• _Problem statement_: Extract every line from the records below that contains the word "description".
******
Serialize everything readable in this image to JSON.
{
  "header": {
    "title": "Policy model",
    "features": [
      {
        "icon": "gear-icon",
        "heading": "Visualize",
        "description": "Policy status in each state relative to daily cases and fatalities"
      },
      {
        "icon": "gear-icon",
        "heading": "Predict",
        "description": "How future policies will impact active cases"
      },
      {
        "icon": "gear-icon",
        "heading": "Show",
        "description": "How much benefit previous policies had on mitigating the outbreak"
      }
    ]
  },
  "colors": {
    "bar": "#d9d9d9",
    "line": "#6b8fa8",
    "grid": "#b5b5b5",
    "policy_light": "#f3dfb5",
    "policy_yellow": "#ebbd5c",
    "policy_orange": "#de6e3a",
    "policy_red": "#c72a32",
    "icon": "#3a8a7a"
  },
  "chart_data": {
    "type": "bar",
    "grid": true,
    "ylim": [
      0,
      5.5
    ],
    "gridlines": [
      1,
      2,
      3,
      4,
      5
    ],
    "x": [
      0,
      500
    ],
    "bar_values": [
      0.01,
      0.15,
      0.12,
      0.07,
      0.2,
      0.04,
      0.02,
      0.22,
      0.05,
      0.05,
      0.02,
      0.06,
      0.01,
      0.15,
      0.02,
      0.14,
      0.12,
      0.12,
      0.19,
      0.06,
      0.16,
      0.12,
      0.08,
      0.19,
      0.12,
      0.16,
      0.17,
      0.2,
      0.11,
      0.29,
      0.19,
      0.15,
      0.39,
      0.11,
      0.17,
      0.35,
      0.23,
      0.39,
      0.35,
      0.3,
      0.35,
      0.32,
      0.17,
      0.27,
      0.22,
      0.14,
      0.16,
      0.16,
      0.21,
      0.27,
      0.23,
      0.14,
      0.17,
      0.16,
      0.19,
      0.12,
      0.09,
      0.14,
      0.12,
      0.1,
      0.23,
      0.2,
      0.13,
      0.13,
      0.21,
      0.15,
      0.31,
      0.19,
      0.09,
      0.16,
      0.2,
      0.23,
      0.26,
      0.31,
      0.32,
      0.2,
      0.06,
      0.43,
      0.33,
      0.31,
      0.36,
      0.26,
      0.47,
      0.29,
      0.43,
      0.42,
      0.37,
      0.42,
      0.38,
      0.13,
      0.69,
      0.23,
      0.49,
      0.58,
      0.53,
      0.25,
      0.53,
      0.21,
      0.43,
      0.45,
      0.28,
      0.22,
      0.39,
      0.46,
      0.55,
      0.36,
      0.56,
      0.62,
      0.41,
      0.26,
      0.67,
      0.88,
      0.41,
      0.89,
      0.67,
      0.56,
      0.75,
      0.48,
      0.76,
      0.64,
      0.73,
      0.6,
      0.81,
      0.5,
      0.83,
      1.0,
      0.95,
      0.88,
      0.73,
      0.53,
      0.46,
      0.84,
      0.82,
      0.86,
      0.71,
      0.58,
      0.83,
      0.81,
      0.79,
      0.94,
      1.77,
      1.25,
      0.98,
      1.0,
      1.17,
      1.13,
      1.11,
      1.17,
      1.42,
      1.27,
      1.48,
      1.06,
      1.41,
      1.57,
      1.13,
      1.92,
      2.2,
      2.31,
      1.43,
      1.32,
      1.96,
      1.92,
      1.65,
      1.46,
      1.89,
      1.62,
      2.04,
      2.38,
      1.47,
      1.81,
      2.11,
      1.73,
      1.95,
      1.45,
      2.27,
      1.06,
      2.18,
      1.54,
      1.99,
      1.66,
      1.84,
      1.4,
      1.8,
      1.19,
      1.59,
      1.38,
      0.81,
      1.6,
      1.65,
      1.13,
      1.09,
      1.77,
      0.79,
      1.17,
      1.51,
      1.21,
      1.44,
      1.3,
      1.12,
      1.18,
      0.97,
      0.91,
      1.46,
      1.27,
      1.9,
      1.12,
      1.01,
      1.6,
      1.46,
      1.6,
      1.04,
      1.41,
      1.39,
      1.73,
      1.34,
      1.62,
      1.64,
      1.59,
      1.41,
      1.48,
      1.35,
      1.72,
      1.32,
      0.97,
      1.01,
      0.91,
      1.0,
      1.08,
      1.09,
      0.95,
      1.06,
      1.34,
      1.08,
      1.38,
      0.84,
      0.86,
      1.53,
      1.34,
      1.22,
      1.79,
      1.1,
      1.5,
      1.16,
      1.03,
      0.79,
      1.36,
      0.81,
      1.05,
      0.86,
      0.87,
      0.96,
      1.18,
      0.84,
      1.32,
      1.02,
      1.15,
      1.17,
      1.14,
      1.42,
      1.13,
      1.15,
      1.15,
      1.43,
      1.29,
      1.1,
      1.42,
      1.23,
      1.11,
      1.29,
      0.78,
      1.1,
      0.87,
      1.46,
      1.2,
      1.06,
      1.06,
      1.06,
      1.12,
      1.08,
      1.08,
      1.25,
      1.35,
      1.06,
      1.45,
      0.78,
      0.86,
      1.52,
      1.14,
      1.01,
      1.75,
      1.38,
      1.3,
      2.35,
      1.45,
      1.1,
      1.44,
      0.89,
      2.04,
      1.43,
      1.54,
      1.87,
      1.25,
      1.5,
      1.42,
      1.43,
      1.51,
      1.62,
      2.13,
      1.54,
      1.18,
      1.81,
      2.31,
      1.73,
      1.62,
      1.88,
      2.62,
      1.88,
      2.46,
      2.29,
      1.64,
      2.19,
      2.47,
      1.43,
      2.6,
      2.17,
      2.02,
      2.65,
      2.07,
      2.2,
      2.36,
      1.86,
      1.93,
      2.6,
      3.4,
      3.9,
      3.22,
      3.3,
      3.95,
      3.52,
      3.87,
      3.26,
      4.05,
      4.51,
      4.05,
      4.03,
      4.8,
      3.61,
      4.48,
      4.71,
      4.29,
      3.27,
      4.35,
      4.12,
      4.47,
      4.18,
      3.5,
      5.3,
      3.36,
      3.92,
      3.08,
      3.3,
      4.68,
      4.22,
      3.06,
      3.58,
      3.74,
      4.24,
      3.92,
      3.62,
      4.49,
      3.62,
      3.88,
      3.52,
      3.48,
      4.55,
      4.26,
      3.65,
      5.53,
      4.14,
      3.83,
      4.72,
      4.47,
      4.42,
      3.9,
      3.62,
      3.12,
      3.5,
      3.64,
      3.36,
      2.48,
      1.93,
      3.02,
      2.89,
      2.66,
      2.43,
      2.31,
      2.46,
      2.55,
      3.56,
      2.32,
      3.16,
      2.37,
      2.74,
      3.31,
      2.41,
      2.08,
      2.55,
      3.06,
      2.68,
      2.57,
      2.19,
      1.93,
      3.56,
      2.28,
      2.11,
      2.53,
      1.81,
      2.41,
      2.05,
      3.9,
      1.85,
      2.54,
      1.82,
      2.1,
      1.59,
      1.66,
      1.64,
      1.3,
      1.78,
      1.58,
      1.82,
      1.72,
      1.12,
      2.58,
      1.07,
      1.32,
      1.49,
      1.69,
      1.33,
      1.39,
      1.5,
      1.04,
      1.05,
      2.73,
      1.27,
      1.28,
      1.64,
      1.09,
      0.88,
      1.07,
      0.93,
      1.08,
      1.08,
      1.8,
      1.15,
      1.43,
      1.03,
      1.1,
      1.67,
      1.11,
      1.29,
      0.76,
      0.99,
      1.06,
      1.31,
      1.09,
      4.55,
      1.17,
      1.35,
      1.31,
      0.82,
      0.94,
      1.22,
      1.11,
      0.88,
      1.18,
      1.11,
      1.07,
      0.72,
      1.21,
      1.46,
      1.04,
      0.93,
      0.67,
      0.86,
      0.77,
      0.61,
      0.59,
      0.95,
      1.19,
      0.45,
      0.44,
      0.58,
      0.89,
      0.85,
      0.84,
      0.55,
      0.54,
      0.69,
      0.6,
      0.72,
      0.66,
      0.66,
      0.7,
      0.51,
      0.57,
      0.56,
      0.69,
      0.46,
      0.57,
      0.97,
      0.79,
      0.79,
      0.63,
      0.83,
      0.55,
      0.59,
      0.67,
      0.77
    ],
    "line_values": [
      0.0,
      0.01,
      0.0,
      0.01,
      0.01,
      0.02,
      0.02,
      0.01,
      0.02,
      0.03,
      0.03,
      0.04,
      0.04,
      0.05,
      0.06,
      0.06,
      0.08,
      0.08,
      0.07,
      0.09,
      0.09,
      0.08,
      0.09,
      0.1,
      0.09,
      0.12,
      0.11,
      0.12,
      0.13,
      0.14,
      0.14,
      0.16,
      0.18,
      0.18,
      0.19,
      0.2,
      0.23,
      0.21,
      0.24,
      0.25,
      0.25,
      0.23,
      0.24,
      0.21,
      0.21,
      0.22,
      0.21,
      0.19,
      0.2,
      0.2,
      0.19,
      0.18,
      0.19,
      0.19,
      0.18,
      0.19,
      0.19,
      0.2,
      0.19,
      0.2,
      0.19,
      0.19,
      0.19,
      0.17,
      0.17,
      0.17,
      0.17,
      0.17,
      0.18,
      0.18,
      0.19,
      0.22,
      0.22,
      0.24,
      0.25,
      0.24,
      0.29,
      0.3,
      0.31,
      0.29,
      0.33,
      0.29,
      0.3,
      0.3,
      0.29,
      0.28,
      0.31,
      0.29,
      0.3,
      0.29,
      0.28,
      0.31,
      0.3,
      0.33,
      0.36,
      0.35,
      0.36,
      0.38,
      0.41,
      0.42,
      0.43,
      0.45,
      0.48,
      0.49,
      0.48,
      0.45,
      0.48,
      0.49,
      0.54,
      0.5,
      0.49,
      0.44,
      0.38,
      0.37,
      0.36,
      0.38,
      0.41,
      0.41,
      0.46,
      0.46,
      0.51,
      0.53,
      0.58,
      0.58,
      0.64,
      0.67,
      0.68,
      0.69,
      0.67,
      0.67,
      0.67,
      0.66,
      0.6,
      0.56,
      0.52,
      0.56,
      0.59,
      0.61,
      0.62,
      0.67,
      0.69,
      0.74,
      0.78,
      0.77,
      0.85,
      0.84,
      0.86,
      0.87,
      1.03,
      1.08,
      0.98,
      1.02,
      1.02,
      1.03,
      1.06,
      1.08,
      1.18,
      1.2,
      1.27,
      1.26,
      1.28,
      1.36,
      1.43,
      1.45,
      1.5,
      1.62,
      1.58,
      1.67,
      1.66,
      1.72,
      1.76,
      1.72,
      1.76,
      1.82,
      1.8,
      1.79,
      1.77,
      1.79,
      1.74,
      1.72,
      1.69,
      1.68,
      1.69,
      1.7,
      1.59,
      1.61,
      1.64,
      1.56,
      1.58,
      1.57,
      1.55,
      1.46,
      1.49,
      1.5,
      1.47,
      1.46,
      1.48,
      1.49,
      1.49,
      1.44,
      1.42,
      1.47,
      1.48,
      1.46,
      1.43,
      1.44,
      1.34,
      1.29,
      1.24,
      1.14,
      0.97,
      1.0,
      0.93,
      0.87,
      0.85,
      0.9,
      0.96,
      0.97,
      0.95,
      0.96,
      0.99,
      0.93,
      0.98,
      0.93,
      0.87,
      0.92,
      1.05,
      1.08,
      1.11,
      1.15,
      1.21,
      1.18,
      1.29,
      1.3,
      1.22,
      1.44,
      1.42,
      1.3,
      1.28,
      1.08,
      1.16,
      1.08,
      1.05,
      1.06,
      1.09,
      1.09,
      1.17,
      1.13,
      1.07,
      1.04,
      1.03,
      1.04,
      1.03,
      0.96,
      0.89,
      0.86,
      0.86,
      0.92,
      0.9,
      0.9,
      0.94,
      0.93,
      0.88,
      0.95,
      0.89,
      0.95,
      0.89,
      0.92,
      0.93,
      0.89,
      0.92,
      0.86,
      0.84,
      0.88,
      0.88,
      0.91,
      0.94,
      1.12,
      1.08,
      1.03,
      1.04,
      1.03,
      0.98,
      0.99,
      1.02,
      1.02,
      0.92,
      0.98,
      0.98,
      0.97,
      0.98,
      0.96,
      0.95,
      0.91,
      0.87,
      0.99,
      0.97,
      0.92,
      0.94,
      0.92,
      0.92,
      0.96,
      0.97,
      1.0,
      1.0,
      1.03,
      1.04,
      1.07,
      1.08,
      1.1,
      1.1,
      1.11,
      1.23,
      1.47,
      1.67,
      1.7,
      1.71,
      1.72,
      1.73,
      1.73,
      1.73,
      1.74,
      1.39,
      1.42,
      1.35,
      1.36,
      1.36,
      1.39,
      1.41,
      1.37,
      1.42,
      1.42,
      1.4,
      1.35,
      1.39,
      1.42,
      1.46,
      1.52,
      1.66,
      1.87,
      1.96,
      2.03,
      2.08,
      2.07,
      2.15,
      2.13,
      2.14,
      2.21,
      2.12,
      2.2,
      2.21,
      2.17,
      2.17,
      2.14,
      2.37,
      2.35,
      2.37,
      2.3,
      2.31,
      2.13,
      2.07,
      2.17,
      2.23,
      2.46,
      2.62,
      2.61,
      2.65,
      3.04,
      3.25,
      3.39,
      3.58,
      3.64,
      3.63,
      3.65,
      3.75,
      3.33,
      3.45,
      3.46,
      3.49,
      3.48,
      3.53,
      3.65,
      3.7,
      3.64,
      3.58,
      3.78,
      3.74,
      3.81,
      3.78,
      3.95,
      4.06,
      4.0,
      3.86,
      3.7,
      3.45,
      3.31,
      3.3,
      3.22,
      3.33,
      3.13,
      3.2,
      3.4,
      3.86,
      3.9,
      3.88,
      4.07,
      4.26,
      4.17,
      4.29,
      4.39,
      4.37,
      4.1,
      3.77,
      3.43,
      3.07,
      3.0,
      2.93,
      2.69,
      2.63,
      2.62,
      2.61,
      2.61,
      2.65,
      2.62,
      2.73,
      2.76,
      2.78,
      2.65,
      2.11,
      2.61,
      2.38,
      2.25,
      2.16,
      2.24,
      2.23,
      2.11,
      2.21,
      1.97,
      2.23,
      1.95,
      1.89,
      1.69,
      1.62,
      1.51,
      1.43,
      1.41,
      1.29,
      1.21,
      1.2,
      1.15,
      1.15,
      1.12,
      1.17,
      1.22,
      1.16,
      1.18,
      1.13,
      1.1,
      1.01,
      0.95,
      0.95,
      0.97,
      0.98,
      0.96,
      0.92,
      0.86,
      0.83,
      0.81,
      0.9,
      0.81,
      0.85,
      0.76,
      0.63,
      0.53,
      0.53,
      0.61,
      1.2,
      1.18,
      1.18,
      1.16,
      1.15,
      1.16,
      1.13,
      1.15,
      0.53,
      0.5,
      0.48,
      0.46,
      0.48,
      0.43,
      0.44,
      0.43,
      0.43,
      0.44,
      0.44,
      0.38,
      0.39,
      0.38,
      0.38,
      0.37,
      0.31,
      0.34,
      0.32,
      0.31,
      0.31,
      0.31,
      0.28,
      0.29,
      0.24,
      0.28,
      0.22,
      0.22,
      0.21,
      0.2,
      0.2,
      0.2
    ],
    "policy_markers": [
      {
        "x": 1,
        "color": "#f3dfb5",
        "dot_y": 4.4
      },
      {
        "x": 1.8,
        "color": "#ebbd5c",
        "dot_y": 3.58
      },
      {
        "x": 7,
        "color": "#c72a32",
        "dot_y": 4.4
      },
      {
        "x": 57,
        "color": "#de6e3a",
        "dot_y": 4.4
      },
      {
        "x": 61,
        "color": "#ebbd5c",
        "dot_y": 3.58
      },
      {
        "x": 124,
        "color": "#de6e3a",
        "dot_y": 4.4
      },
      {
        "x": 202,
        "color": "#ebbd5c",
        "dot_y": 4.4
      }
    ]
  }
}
******
• _Written answer_:
        "description": "Policy status in each state relative to daily cases and fatalities"
        "description": "How future policies will impact active cases"
        "description": "How much benefit previous policies had on mitigating the outbreak"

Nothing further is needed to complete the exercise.